What this task involves => Please copy every item below line for line, leaving the pictures out of your answer.

Extracted records =>
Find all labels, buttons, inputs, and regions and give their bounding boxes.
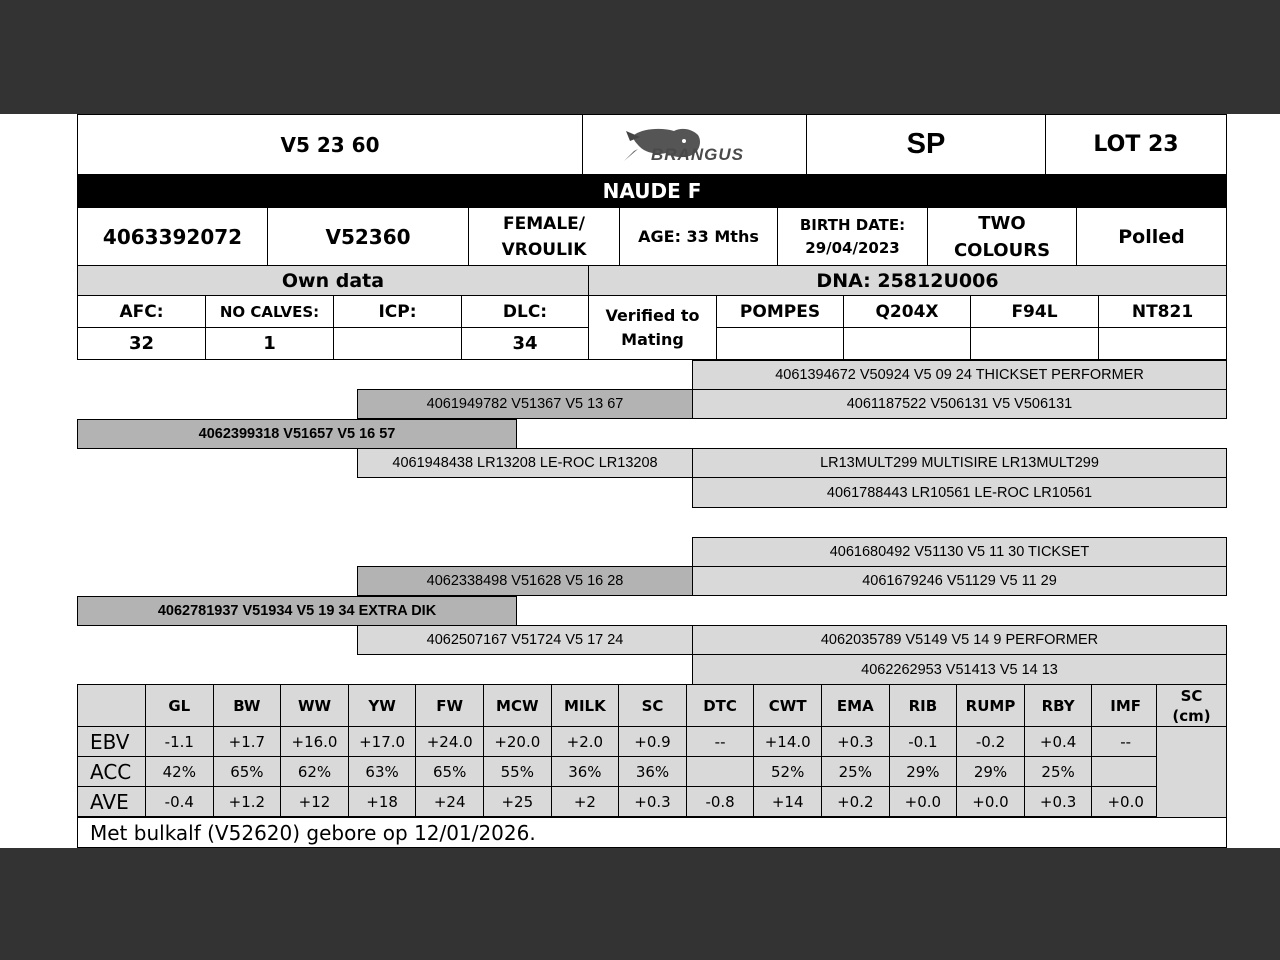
icp-header: ICP: (333, 295, 462, 328)
ebv-cell: 29% (956, 756, 1025, 787)
sex-line2: VROULIK (501, 239, 587, 260)
ebv-cell: -0.8 (686, 786, 755, 817)
ebv-cell: +18 (348, 786, 417, 817)
ebv-col-header-rib: RIB (889, 684, 958, 727)
id-code: V5 23 60 (77, 114, 583, 175)
dam-dam-sire: 4062035789 V5149 V5 14 9 PERFORMER (692, 625, 1227, 655)
ebv-cell: 42% (145, 756, 214, 787)
ebv-cell (1091, 756, 1160, 787)
ebv-row-label-ebv: EBV (77, 726, 146, 757)
sire-sire: 4061949782 V51367 V5 13 67 (357, 389, 693, 419)
ebv-col-header-bw: BW (213, 684, 282, 727)
sire-sire-dam: 4061187522 V506131 V5 V506131 (692, 389, 1227, 419)
dna-pompes-value (716, 327, 844, 360)
ebv-cell: 25% (1024, 756, 1093, 787)
sire-sire-sire: 4061394672 V50924 V5 09 24 THICKSET PERFORMER (692, 360, 1227, 390)
ebv-cell: +25 (483, 786, 552, 817)
own-data-title: Own data (77, 265, 589, 296)
ebv-cell: +0.0 (956, 786, 1025, 817)
grade: SP (806, 114, 1046, 175)
ebv-cell: +12 (280, 786, 349, 817)
ebv-col-header-fw: FW (415, 684, 484, 727)
dlc-value: 34 (461, 327, 589, 360)
dam-dam: 4062507167 V51724 V5 17 24 (357, 625, 693, 655)
birth-date-value: 29/04/2023 (805, 238, 900, 257)
ebv-col-header-milk: MILK (551, 684, 620, 727)
dna-f94l-value (970, 327, 1099, 360)
dam-sire: 4062338498 V51628 V5 16 28 (357, 566, 693, 596)
ebv-cell: +0.0 (1091, 786, 1160, 817)
no-calves-value: 1 (205, 327, 334, 360)
ebv-cell: -- (686, 726, 755, 757)
sire: 4062399318 V51657 V5 16 57 (77, 419, 517, 449)
ebv-col-header-mcw: MCW (483, 684, 552, 727)
sc-cm-value (1156, 726, 1227, 818)
ebv-cell: +16.0 (280, 726, 349, 757)
ebv-cell: 65% (415, 756, 484, 787)
dam-sire-sire: 4061680492 V51130 V5 11 30 TICKSET (692, 537, 1227, 567)
dam-sire-dam: 4061679246 V51129 V5 11 29 (692, 566, 1227, 596)
sex (468, 207, 620, 266)
birth-date (777, 207, 928, 266)
sire-dam-sire: LR13MULT299 MULTISIRE LR13MULT299 (692, 448, 1227, 478)
ebv-col-header-yw: YW (348, 684, 417, 727)
ebv-cell: +2 (551, 786, 620, 817)
ebv-cell: +0.4 (1024, 726, 1093, 757)
ebv-cell: +14.0 (753, 726, 822, 757)
verified-line1: Verified to (605, 305, 700, 325)
horn-status: Polled (1076, 207, 1227, 266)
verified-line2: Mating (621, 329, 684, 349)
dam: 4062781937 V51934 V5 19 34 EXTRA DIK (77, 596, 517, 626)
ebv-col-header-imf: IMF (1091, 684, 1160, 727)
ebv-cell: +1.2 (213, 786, 282, 817)
ebv-col-header-rby: RBY (1024, 684, 1093, 727)
sc-cm-header (1156, 684, 1227, 727)
ebv-cell: 62% (280, 756, 349, 787)
ebv-cell: 29% (889, 756, 958, 787)
dna-q204x-header: Q204X (843, 295, 971, 328)
ebv-cell: 65% (213, 756, 282, 787)
colour-line1: TWO (978, 212, 1026, 234)
ebv-cell: 63% (348, 756, 417, 787)
tattoo: V52360 (267, 207, 469, 266)
ebv-cell: -0.1 (889, 726, 958, 757)
ebv-corner-header (77, 684, 146, 727)
ebv-col-header-cwt: CWT (753, 684, 822, 727)
ebv-cell: +0.3 (1024, 786, 1093, 817)
ebv-cell: 36% (551, 756, 620, 787)
ebv-cell: +17.0 (348, 726, 417, 757)
ebv-cell: 52% (753, 756, 822, 787)
lot-number: LOT 23 (1045, 114, 1227, 175)
afc-value: 32 (77, 327, 206, 360)
dlc-header: DLC: (461, 295, 589, 328)
ebv-cell: 36% (618, 756, 687, 787)
ebv-cell: -- (1091, 726, 1160, 757)
icp-value (333, 327, 462, 360)
sire-dam-dam: 4061788443 LR10561 LE-ROC LR10561 (692, 477, 1227, 508)
ebv-cell: +2.0 (551, 726, 620, 757)
registration-number: 4063392072 (77, 207, 268, 266)
ebv-cell: -0.4 (145, 786, 214, 817)
catalogue-card (0, 114, 1280, 848)
no-calves-header: NO CALVES: (205, 295, 334, 328)
brangus-logo (582, 114, 807, 175)
animal-name: NAUDE F (77, 174, 1227, 208)
colour (927, 207, 1077, 266)
ebv-cell: 25% (821, 756, 890, 787)
ebv-cell: +1.7 (213, 726, 282, 757)
sex-line1: FEMALE/ (503, 213, 585, 234)
ebv-row-label-acc: ACC (77, 756, 146, 787)
ebv-cell: +14 (753, 786, 822, 817)
dna-f94l-header: F94L (970, 295, 1099, 328)
dam-dam-dam: 4062262953 V51413 V5 14 13 (692, 654, 1227, 685)
ebv-row-label-ave: AVE (77, 786, 146, 817)
dna-nt821-header: NT821 (1098, 295, 1227, 328)
ebv-col-header-dtc: DTC (686, 684, 755, 727)
sire-dam: 4061948438 LR13208 LE-ROC LR13208 (357, 448, 693, 478)
ebv-cell: +0.0 (889, 786, 958, 817)
colour-line2: COLOURS (953, 239, 1051, 261)
ebv-col-header-ema: EMA (821, 684, 890, 727)
ebv-cell: -0.2 (956, 726, 1025, 757)
sc-cm-line1: SC (1180, 686, 1203, 705)
age: AGE: 33 Mths (619, 207, 778, 266)
ebv-cell: +0.9 (618, 726, 687, 757)
ebv-col-header-ww: WW (280, 684, 349, 727)
ebv-cell: +0.3 (618, 786, 687, 817)
ebv-col-header-sc: SC (618, 684, 687, 727)
logo-text: BRANGUS (651, 145, 744, 164)
ebv-cell: +24 (415, 786, 484, 817)
birth-date-label: BIRTH DATE: (799, 215, 906, 234)
ebv-cell: +0.2 (821, 786, 890, 817)
ebv-cell (686, 756, 755, 787)
ebv-cell: 55% (483, 756, 552, 787)
ebv-cell: +24.0 (415, 726, 484, 757)
ebv-cell: -1.1 (145, 726, 214, 757)
ebv-col-header-rump: RUMP (956, 684, 1025, 727)
dna-nt821-value (1098, 327, 1227, 360)
dna-pompes-header: POMPES (716, 295, 844, 328)
afc-header: AFC: (77, 295, 206, 328)
dna-q204x-value (843, 327, 971, 360)
dna-title: DNA: 25812U006 (588, 265, 1227, 296)
note: Met bulkalf (V52620) gebore op 12/01/2026. (77, 817, 1227, 848)
sc-cm-line2: (cm) (1172, 706, 1211, 725)
ebv-cell: +0.3 (821, 726, 890, 757)
ebv-col-header-gl: GL (145, 684, 214, 727)
ebv-cell: +20.0 (483, 726, 552, 757)
verified-to-mating (588, 295, 717, 360)
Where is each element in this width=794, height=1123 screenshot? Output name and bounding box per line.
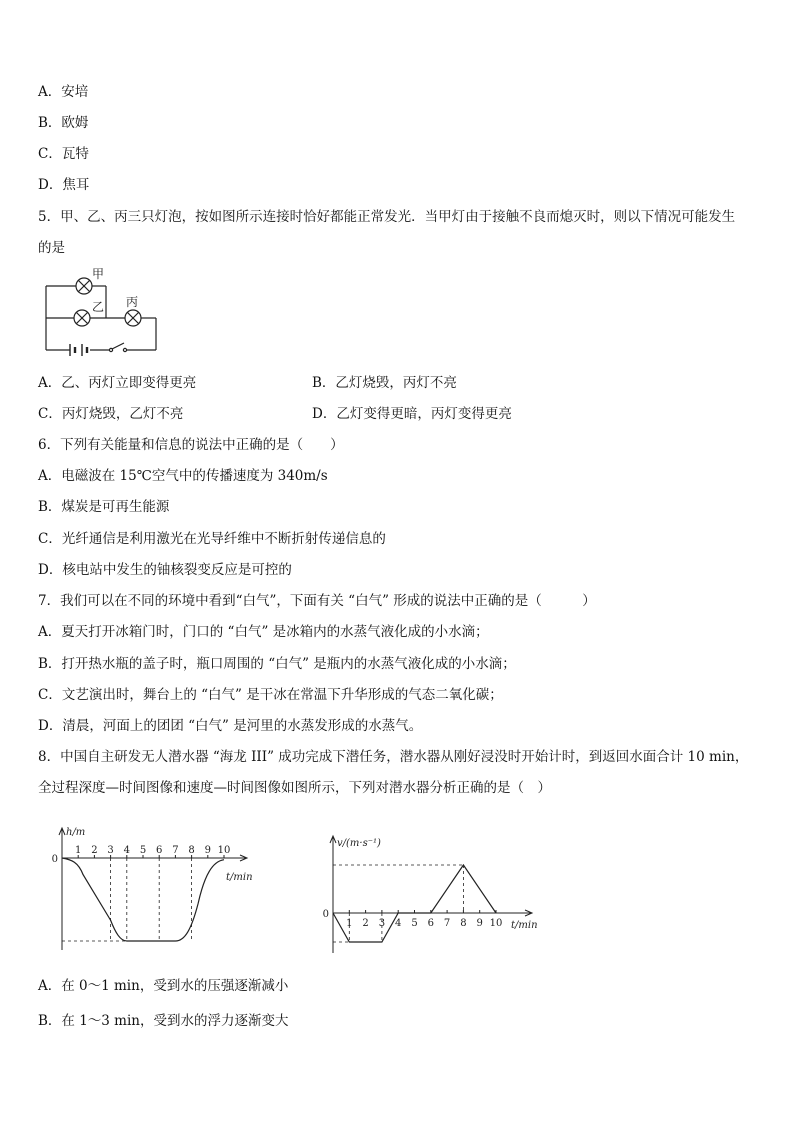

Solution to the exercise =>
Find all labels, buttons, inputs, and regions and give their bounding boxes.
icp-header: ICP: (333, 295, 462, 328)
ebv-cell: 29% (956, 756, 1025, 787)
sex-line2: VROULIK (501, 239, 587, 260)
ebv-cell: -0.8 (686, 786, 755, 817)
ebv-cell: +18 (348, 786, 417, 817)
ebv-col-header-rib: RIB (889, 684, 958, 727)
id-code: V5 23 60 (77, 114, 583, 175)
dam-dam-sire: 4062035789 V5149 V5 14 9 PERFORMER (692, 625, 1227, 655)
ebv-cell: 42% (145, 756, 214, 787)
ebv-cell (1091, 756, 1160, 787)
ebv-row-label-ebv: EBV (77, 726, 146, 757)
sire-sire: 4061949782 V51367 V5 13 67 (357, 389, 693, 419)
ebv-col-header-bw: BW (213, 684, 282, 727)
sire-sire-dam: 4061187522 V506131 V5 V506131 (692, 389, 1227, 419)
dna-pompes-value (716, 327, 844, 360)
ebv-cell: 25% (1024, 756, 1093, 787)
sire-sire-sire: 4061394672 V50924 V5 09 24 THICKSET PERFORMER (692, 360, 1227, 390)
ebv-cell: +25 (483, 786, 552, 817)
own-data-title: Own data (77, 265, 589, 296)
ebv-cell: +0.0 (956, 786, 1025, 817)
grade: SP (806, 114, 1046, 175)
ebv-cell: +12 (280, 786, 349, 817)
ebv-col-header-fw: FW (415, 684, 484, 727)
dlc-value: 34 (461, 327, 589, 360)
dam-dam: 4062507167 V51724 V5 17 24 (357, 625, 693, 655)
birth-date-value: 29/04/2023 (805, 238, 900, 257)
ebv-col-header-milk: MILK (551, 684, 620, 727)
dna-f94l-value (970, 327, 1099, 360)
dam-sire: 4062338498 V51628 V5 16 28 (357, 566, 693, 596)
ebv-cell: +0.0 (1091, 786, 1160, 817)
no-calves-value: 1 (205, 327, 334, 360)
ebv-cell: -- (686, 726, 755, 757)
sire: 4062399318 V51657 V5 16 57 (77, 419, 517, 449)
ebv-col-header-mcw: MCW (483, 684, 552, 727)
sc-cm-value (1156, 726, 1227, 818)
ebv-cell: +16.0 (280, 726, 349, 757)
ebv-cell: 65% (415, 756, 484, 787)
dam-sire-sire: 4061680492 V51130 V5 11 30 TICKSET (692, 537, 1227, 567)
dam-sire-dam: 4061679246 V51129 V5 11 29 (692, 566, 1227, 596)
sex (468, 207, 620, 266)
birth-date (777, 207, 928, 266)
sire-dam-sire: LR13MULT299 MULTISIRE LR13MULT299 (692, 448, 1227, 478)
ebv-col-header-yw: YW (348, 684, 417, 727)
ebv-cell: +2 (551, 786, 620, 817)
ebv-cell: +0.4 (1024, 726, 1093, 757)
ebv-cell: +14.0 (753, 726, 822, 757)
verified-line1: Verified to (605, 305, 700, 325)
horn-status: Polled (1076, 207, 1227, 266)
verified-line2: Mating (621, 329, 684, 349)
dam: 4062781937 V51934 V5 19 34 EXTRA DIK (77, 596, 517, 626)
ebv-col-header-imf: IMF (1091, 684, 1160, 727)
ebv-cell: +1.2 (213, 786, 282, 817)
ebv-col-header-rby: RBY (1024, 684, 1093, 727)
sc-cm-header (1156, 684, 1227, 727)
ebv-cell: 62% (280, 756, 349, 787)
ebv-cell: 29% (889, 756, 958, 787)
dna-q204x-header: Q204X (843, 295, 971, 328)
ebv-cell: 65% (213, 756, 282, 787)
colour-line1: TWO (978, 212, 1026, 234)
ebv-cell: 63% (348, 756, 417, 787)
tattoo: V52360 (267, 207, 469, 266)
ebv-cell: -0.1 (889, 726, 958, 757)
ebv-corner-header (77, 684, 146, 727)
ebv-col-header-cwt: CWT (753, 684, 822, 727)
ebv-cell: +0.3 (1024, 786, 1093, 817)
ebv-cell: 36% (551, 756, 620, 787)
ebv-cell: +17.0 (348, 726, 417, 757)
ebv-cell: 52% (753, 756, 822, 787)
lot-number: LOT 23 (1045, 114, 1227, 175)
afc-value: 32 (77, 327, 206, 360)
dlc-header: DLC: (461, 295, 589, 328)
ebv-cell: 36% (618, 756, 687, 787)
ebv-cell: -- (1091, 726, 1160, 757)
icp-value (333, 327, 462, 360)
sire-dam-dam: 4061788443 LR10561 LE-ROC LR10561 (692, 477, 1227, 508)
ebv-cell: +2.0 (551, 726, 620, 757)
registration-number: 4063392072 (77, 207, 268, 266)
ebv-cell: -0.4 (145, 786, 214, 817)
catalogue-card (0, 114, 1280, 848)
no-calves-header: NO CALVES: (205, 295, 334, 328)
brangus-logo (582, 114, 807, 175)
animal-name: NAUDE F (77, 174, 1227, 208)
colour (927, 207, 1077, 266)
ebv-cell: 25% (821, 756, 890, 787)
ebv-cell: +1.7 (213, 726, 282, 757)
sex-line1: FEMALE/ (503, 213, 585, 234)
ebv-row-label-acc: ACC (77, 756, 146, 787)
ebv-cell: +14 (753, 786, 822, 817)
dna-f94l-header: F94L (970, 295, 1099, 328)
dam-dam-dam: 4062262953 V51413 V5 14 13 (692, 654, 1227, 685)
ebv-row-label-ave: AVE (77, 786, 146, 817)
dna-nt821-header: NT821 (1098, 295, 1227, 328)
ebv-col-header-dtc: DTC (686, 684, 755, 727)
sire-dam: 4061948438 LR13208 LE-ROC LR13208 (357, 448, 693, 478)
ebv-cell: +0.0 (889, 786, 958, 817)
colour-line2: COLOURS (953, 239, 1051, 261)
ebv-col-header-ema: EMA (821, 684, 890, 727)
ebv-cell: -0.2 (956, 726, 1025, 757)
sc-cm-line1: SC (1180, 686, 1203, 705)
age: AGE: 33 Mths (619, 207, 778, 266)
ebv-cell: +0.9 (618, 726, 687, 757)
ebv-col-header-ww: WW (280, 684, 349, 727)
ebv-cell: +0.3 (618, 786, 687, 817)
ebv-col-header-sc: SC (618, 684, 687, 727)
logo-text: BRANGUS (651, 145, 744, 164)
ebv-cell: +24 (415, 786, 484, 817)
birth-date-label: BIRTH DATE: (799, 215, 906, 234)
ebv-cell: +0.2 (821, 786, 890, 817)
ebv-cell (686, 756, 755, 787)
ebv-cell: 55% (483, 756, 552, 787)
ebv-cell: +24.0 (415, 726, 484, 757)
ebv-cell: -1.1 (145, 726, 214, 757)
ebv-col-header-rump: RUMP (956, 684, 1025, 727)
dna-nt821-value (1098, 327, 1227, 360)
dna-pompes-header: POMPES (716, 295, 844, 328)
afc-header: AFC: (77, 295, 206, 328)
dna-q204x-value (843, 327, 971, 360)
dna-title: DNA: 25812U006 (588, 265, 1227, 296)
note: Met bulkalf (V52620) gebore op 12/01/2026. (77, 817, 1227, 848)
sc-cm-line2: (cm) (1172, 706, 1211, 725)
ebv-cell: +0.3 (821, 726, 890, 757)
ebv-col-header-gl: GL (145, 684, 214, 727)
ebv-cell: +20.0 (483, 726, 552, 757)
verified-to-mating (588, 295, 717, 360)
Where is each element in this width=794, height=1123 screenshot? Output name and bounding box per line.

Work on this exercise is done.